## TASK REQUIREMENTS
Lines before the one containing "Give me a plain-text" are excluded; retype that line and all remaining lines of the material exactly.

## Collection entries
+--
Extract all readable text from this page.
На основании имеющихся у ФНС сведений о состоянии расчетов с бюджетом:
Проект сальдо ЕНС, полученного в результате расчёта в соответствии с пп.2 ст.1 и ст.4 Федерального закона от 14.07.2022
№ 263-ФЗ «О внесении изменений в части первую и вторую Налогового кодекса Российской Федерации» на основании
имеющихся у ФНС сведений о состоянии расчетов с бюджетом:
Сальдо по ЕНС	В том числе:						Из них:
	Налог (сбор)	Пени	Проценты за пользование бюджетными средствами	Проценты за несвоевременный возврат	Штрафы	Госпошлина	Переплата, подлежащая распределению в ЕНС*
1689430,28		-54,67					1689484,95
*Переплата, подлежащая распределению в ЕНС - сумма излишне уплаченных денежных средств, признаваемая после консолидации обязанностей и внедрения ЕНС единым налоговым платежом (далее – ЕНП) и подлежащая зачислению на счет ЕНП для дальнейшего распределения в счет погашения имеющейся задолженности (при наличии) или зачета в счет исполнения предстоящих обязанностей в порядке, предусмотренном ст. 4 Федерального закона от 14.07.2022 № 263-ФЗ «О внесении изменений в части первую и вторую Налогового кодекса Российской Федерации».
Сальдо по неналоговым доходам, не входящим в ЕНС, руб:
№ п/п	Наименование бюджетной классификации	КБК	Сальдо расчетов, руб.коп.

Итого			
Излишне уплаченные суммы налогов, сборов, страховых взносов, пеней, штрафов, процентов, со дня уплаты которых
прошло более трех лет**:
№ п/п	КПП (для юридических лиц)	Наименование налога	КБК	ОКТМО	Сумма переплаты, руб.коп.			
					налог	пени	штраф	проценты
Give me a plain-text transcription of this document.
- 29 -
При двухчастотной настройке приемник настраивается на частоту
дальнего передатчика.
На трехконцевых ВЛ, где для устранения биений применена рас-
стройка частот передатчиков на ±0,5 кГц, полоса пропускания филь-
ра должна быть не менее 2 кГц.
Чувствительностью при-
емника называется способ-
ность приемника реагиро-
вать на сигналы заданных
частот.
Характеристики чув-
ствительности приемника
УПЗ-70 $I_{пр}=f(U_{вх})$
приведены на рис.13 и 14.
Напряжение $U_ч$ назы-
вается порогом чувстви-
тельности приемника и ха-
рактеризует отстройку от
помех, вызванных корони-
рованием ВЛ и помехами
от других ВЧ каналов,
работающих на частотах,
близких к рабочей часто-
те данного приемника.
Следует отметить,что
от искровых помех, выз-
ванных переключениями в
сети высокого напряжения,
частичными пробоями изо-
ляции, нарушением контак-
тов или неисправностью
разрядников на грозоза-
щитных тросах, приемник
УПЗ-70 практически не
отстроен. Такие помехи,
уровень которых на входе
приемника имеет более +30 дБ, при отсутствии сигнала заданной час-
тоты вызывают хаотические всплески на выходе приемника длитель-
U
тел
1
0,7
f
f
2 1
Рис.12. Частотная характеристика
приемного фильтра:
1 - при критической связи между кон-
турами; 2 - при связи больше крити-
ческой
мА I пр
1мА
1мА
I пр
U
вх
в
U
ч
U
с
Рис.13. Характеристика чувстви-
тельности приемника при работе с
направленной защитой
+--
## PROBLEM SOLUTION
Give me a plain-text transcription of this document.
- 29 -
При двухчастотной настройке приемник настраивается на частоту
дальнего передатчика.
На трехконцевых ВЛ, где для устранения биений применена рас-
стройка частот передатчиков на ±0,5 кГц, полоса пропускания филь-
ра должна быть не менее 2 кГц.
Чувствительностью при-
емника называется способ-
ность приемника реагиро-
вать на сигналы заданных
частот.
Характеристики чув-
ствительности приемника
УПЗ-70 $I_{пр}=f(U_{вх})$
приведены на рис.13 и 14.
Напряжение $U_ч$ назы-
вается порогом чувстви-
тельности приемника и ха-
рактеризует отстройку от
помех, вызванных корони-
рованием ВЛ и помехами
от других ВЧ каналов,
работающих на частотах,
близких к рабочей часто-
те данного приемника.
Следует отметить,что
от искровых помех, выз-
ванных переключениями в
сети высокого напряжения,
частичными пробоями изо-
ляции, нарушением контак-
тов или неисправностью
разрядников на грозоза-
щитных тросах, приемник
УПЗ-70 практически не
отстроен. Такие помехи,
уровень которых на входе
приемника имеет более +30 дБ, при отсутствии сигнала заданной час-
тоты вызывают хаотические всплески на выходе приемника длитель-
U
тел
1
0,7
f
f
2 1
Рис.12. Частотная характеристика
приемного фильтра:
1 - при критической связи между кон-
турами; 2 - при связи больше крити-
ческой
мА I пр
1мА
1мА
I пр
U
вх
в
U
ч
U
с
Рис.13. Характеристика чувстви-
тельности приемника при работе с
направленной защитой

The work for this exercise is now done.